### Problem
Copy the lines verbatim, starting at the line containing "Patent image size: (650, 417)." and ending at the line containing "The interval DG is at (446, 375).", both included.

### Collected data
━━━━━━━━━━━━━━━━

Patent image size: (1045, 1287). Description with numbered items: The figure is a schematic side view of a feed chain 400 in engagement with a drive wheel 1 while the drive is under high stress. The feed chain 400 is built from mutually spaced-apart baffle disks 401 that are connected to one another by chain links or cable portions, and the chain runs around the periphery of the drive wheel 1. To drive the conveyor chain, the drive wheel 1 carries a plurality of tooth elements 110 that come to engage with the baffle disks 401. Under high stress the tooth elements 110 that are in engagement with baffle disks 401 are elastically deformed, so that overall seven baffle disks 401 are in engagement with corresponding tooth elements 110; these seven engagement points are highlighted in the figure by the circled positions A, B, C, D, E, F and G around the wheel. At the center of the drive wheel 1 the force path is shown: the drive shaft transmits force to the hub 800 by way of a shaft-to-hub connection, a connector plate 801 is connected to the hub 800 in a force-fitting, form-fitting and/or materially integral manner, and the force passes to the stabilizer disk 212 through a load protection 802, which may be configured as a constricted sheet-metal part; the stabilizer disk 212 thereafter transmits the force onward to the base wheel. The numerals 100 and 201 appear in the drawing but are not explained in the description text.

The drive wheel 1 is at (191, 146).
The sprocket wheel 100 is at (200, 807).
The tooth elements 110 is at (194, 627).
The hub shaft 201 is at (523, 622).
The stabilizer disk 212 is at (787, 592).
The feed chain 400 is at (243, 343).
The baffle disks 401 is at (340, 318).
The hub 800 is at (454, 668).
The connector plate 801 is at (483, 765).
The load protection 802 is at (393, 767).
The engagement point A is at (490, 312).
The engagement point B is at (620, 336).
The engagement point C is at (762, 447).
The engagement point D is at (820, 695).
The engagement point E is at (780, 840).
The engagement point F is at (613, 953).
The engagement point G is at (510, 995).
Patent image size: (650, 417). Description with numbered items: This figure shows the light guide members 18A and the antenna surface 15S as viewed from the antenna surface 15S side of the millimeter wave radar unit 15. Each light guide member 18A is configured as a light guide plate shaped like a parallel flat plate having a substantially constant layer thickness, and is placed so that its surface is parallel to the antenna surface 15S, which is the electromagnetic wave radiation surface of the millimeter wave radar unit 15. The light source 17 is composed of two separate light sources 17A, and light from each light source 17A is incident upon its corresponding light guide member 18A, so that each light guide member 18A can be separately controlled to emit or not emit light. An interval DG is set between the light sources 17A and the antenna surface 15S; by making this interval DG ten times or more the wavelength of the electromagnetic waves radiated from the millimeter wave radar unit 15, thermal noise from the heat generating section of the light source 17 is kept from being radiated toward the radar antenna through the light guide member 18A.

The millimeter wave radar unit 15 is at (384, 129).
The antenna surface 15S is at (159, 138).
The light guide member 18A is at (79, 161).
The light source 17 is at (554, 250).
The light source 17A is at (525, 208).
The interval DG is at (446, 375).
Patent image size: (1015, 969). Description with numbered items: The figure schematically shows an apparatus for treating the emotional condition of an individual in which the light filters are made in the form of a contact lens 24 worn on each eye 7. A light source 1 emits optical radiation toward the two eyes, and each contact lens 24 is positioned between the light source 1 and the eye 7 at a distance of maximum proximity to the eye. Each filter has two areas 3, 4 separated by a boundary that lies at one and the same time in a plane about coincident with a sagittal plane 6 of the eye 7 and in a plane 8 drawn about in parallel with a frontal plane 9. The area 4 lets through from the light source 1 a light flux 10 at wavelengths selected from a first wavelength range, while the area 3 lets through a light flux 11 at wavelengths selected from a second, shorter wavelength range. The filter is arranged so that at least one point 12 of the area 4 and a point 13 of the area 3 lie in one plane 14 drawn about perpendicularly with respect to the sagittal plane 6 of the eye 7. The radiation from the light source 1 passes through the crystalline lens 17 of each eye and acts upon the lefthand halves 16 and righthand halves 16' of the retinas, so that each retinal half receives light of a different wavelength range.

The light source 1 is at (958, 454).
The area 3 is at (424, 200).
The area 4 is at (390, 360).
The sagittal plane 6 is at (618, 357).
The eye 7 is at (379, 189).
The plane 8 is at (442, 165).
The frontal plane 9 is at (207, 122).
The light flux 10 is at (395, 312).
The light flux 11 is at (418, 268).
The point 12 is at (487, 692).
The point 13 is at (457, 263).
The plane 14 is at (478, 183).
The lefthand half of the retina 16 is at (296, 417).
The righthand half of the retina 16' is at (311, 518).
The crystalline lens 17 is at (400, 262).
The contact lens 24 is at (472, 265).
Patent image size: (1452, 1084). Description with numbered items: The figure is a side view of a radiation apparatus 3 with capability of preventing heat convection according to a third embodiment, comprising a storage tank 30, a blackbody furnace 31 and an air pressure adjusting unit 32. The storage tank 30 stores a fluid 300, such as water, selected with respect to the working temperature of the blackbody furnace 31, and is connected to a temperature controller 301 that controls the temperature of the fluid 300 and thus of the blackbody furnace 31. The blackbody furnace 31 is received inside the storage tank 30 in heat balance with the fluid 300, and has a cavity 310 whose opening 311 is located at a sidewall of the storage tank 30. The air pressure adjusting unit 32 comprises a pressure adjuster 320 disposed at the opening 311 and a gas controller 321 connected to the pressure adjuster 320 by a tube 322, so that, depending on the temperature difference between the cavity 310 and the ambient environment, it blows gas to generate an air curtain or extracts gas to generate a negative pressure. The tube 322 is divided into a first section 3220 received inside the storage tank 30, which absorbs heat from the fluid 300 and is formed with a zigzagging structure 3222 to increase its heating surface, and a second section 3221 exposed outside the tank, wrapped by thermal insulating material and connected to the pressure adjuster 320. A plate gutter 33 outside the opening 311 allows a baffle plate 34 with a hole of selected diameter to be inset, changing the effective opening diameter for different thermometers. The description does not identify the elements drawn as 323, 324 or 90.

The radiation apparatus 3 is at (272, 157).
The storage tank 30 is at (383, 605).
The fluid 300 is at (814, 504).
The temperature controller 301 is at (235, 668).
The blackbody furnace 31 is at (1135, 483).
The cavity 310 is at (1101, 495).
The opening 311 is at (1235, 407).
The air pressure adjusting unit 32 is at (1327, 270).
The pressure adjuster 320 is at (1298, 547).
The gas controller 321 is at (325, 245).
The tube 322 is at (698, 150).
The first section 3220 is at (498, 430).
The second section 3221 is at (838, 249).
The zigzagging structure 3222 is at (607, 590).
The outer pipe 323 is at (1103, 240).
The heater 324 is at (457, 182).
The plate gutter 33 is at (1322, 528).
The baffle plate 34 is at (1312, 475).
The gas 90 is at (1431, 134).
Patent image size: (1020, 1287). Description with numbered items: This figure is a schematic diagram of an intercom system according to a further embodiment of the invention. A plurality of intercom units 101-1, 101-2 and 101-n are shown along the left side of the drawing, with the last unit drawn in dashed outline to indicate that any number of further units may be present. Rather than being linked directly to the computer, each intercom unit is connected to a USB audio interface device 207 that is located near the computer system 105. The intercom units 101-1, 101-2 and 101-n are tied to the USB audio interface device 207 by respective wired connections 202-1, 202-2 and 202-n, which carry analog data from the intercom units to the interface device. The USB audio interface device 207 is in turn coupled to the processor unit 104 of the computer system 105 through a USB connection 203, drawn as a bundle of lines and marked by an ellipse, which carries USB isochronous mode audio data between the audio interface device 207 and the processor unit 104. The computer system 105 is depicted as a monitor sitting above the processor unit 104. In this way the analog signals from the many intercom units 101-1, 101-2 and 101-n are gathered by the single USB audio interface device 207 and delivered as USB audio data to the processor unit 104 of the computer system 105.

━━━━━━━━━━━━━━━━

### Exercise response
Patent image size: (650, 417). Description with numbered items: This figure shows the light guide members 18A and the antenna surface 15S as viewed from the antenna surface 15S side of the millimeter wave radar unit 15. Each light guide member 18A is configured as a light guide plate shaped like a parallel flat plate having a substantially constant layer thickness, and is placed so that its surface is parallel to the antenna surface 15S, which is the electromagnetic wave radiation surface of the millimeter wave radar unit 15. The light source 17 is composed of two separate light sources 17A, and light from each light source 17A is incident upon its corresponding light guide member 18A, so that each light guide member 18A can be separately controlled to emit or not emit light. An interval DG is set between the light sources 17A and the antenna surface 15S; by making this interval DG ten times or more the wavelength of the electromagnetic waves radiated from the millimeter wave radar unit 15, thermal noise from the heat generating section of the light source 17 is kept from being radiated toward the radar antenna through the light guide member 18A.

The millimeter wave radar unit 15 is at (384, 129).
The antenna surface 15S is at (159, 138).
The light guide member 18A is at (79, 161).
The light source 17 is at (554, 250).
The light source 17A is at (525, 208).
The interval DG is at (446, 375).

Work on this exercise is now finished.